Data extract:
____

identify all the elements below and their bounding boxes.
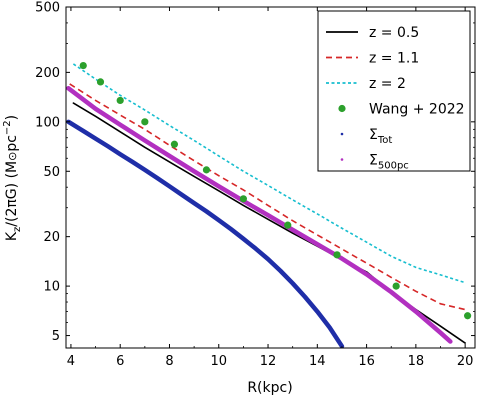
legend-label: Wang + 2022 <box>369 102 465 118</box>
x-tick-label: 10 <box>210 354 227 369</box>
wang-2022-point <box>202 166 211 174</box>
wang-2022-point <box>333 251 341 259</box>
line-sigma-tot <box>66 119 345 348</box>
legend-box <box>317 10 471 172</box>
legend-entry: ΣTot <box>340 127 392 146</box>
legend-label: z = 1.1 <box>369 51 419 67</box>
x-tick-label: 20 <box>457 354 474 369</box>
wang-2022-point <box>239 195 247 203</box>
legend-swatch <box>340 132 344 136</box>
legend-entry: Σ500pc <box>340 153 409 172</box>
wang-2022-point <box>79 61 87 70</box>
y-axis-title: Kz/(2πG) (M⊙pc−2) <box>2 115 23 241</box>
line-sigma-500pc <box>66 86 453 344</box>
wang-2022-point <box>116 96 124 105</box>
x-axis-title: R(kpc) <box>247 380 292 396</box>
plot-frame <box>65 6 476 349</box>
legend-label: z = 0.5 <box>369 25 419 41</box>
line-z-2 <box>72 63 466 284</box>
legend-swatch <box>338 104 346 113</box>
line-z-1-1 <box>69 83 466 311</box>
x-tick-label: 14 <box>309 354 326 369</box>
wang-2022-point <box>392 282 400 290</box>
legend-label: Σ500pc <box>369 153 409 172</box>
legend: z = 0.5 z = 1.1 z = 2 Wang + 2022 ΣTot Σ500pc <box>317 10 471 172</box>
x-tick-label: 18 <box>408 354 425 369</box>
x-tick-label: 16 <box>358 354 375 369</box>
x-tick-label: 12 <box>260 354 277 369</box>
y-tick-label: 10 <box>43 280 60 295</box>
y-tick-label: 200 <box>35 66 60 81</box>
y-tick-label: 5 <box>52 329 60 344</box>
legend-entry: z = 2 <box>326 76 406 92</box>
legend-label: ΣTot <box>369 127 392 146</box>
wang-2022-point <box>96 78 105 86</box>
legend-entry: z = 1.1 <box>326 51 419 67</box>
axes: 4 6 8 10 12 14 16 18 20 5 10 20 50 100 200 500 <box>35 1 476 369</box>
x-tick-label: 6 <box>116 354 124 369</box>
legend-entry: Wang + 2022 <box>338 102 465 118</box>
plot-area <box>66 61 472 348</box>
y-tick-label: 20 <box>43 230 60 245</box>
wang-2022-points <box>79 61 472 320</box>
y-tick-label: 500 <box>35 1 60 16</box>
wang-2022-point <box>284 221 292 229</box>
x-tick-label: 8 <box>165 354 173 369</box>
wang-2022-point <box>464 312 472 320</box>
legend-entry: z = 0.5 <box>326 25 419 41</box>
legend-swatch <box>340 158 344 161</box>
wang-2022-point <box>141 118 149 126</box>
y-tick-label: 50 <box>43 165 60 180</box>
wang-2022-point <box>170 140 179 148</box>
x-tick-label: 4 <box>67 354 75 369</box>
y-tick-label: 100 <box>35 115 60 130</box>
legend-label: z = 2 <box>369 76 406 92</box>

____

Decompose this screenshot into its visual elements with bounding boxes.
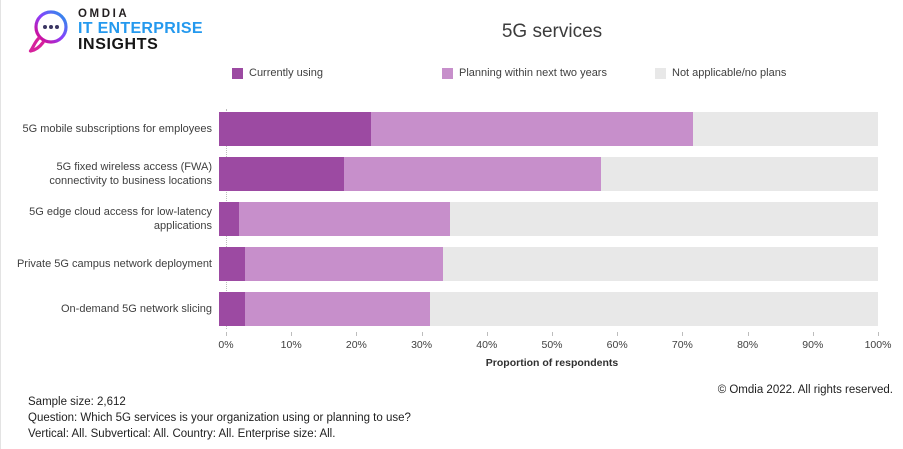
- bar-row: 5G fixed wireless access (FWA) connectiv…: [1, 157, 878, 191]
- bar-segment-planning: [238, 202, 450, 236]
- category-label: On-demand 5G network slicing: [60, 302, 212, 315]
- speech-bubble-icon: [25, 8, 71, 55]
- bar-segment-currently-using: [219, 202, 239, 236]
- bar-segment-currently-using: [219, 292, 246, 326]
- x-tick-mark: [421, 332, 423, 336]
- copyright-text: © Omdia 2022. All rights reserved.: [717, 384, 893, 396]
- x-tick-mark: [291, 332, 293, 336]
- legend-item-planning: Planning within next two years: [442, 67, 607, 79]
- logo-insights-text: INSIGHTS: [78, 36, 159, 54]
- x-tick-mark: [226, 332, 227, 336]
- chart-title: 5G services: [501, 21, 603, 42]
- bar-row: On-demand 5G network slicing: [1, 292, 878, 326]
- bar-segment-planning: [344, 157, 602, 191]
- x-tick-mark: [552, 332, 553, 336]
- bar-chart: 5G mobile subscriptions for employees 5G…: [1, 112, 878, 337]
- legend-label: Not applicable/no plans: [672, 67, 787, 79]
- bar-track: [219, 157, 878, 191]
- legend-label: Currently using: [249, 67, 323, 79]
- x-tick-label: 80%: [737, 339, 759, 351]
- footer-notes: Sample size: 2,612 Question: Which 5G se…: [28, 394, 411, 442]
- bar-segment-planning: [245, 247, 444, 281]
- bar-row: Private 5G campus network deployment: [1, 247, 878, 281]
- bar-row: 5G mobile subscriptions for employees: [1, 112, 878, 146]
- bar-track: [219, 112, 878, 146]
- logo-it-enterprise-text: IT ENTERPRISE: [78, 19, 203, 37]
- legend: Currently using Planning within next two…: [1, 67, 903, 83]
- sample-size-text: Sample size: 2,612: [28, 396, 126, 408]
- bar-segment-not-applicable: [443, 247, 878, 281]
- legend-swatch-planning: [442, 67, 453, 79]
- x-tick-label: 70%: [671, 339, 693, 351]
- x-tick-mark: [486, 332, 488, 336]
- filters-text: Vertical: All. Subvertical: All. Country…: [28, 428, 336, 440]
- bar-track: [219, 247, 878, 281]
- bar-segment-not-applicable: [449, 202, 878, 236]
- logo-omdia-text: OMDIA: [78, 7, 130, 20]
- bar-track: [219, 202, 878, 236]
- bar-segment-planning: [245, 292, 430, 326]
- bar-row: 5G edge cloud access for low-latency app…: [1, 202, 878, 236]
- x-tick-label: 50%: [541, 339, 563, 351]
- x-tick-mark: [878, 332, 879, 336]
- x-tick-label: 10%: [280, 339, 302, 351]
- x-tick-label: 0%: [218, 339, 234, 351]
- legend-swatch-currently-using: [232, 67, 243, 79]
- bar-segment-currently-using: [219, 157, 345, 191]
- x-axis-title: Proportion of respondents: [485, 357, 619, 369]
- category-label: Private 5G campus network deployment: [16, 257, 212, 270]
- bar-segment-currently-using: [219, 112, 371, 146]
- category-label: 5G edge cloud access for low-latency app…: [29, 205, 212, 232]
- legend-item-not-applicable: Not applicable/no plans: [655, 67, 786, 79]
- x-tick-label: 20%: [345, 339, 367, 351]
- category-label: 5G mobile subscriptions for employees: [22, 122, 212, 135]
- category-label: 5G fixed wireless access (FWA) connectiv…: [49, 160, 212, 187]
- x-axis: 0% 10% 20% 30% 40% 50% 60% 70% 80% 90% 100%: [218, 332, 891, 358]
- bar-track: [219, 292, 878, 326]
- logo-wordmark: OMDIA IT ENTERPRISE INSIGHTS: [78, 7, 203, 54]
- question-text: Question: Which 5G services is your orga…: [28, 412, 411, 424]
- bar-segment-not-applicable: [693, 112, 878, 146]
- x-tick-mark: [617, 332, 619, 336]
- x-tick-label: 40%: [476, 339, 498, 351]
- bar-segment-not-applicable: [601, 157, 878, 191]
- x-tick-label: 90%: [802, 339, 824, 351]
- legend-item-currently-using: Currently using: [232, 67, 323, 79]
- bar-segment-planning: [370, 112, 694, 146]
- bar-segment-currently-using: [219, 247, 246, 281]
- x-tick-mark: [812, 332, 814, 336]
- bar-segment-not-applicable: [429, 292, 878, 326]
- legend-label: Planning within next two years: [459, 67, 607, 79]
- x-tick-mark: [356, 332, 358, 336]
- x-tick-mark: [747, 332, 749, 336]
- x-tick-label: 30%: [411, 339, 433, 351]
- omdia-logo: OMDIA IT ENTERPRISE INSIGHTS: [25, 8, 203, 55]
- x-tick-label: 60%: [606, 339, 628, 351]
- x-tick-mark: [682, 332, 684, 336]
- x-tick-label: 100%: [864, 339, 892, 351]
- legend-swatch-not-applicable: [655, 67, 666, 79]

____

Work to be completed: Starting with the line that contains "legend-label: Wang +" and going on through the line that contains "wang-2022-point <box>284 221 292 229</box>", rewrite those entry lines as a numbered list, omitting any blank lines.

Written answer:
1. legend-label: Wang + 2022 <box>369 102 465 118</box>
2. x-tick-label: 10 <box>210 354 227 369</box>
3. wang-2022-point <box>202 166 211 174</box>
4. wang-2022-point <box>333 251 341 259</box>
5. line-sigma-tot <box>66 119 345 348</box>
6. legend-box <box>317 10 471 172</box>
7. legend-entry: ΣTot <box>340 127 392 146</box>
8. legend-label: z = 1.1 <box>369 51 419 67</box>
9. x-tick-label: 20 <box>457 354 474 369</box>
10. wang-2022-point <box>239 195 247 203</box>
11. legend-swatch <box>340 132 344 136</box>
12. legend-entry: Σ500pc <box>340 153 409 172</box>
13. wang-2022-point <box>79 61 87 70</box>
14. y-axis-title: Kz/(2πG) (M⊙pc−2) <box>2 115 23 241</box>
15. line-sigma-500pc <box>66 86 453 344</box>
16. wang-2022-point <box>116 96 124 105</box>
17. x-axis-title: R(kpc) <box>247 380 292 396</box>
18. plot-frame <box>65 6 476 349</box>
19. legend-label: z = 0.5 <box>369 25 419 41</box>
20. line-z-2 <box>72 63 466 284</box>
21. legend-swatch <box>338 104 346 113</box>
22. line-z-1-1 <box>69 83 466 311</box>
23. x-tick-label: 14 <box>309 354 326 369</box>
24. wang-2022-point <box>392 282 400 290</box>
25. legend-label: Σ500pc <box>369 153 409 172</box>
26. legend: z = 0.5 z = 1.1 z = 2 Wang + 2022 ΣTot Σ500pc <box>317 10 471 172</box>
27. x-tick-label: 18 <box>408 354 425 369</box>
28. x-tick-label: 16 <box>358 354 375 369</box>
29. x-tick-label: 12 <box>260 354 277 369</box>
30. y-tick-label: 10 <box>43 280 60 295</box>
31. y-tick-label: 200 <box>35 66 60 81</box>
32. y-tick-label: 5 <box>52 329 60 344</box>
33. legend-entry: z = 2 <box>326 76 406 92</box>
34. legend-label: ΣTot <box>369 127 392 146</box>
35. wang-2022-point <box>96 78 105 86</box>
36. legend-entry: z = 1.1 <box>326 51 419 67</box>
37. axes: 4 6 8 10 12 14 16 18 20 5 10 20 50 100 200 500 <box>35 1 476 369</box>
38. x-tick-label: 6 <box>116 354 124 369</box>
39. legend-entry: Wang + 2022 <box>338 102 465 118</box>
40. plot-area <box>66 61 472 348</box>
41. y-tick-label: 20 <box>43 230 60 245</box>
42. wang-2022-points <box>79 61 472 320</box>
43. y-tick-label: 500 <box>35 1 60 16</box>
44. wang-2022-point <box>284 221 292 229</box>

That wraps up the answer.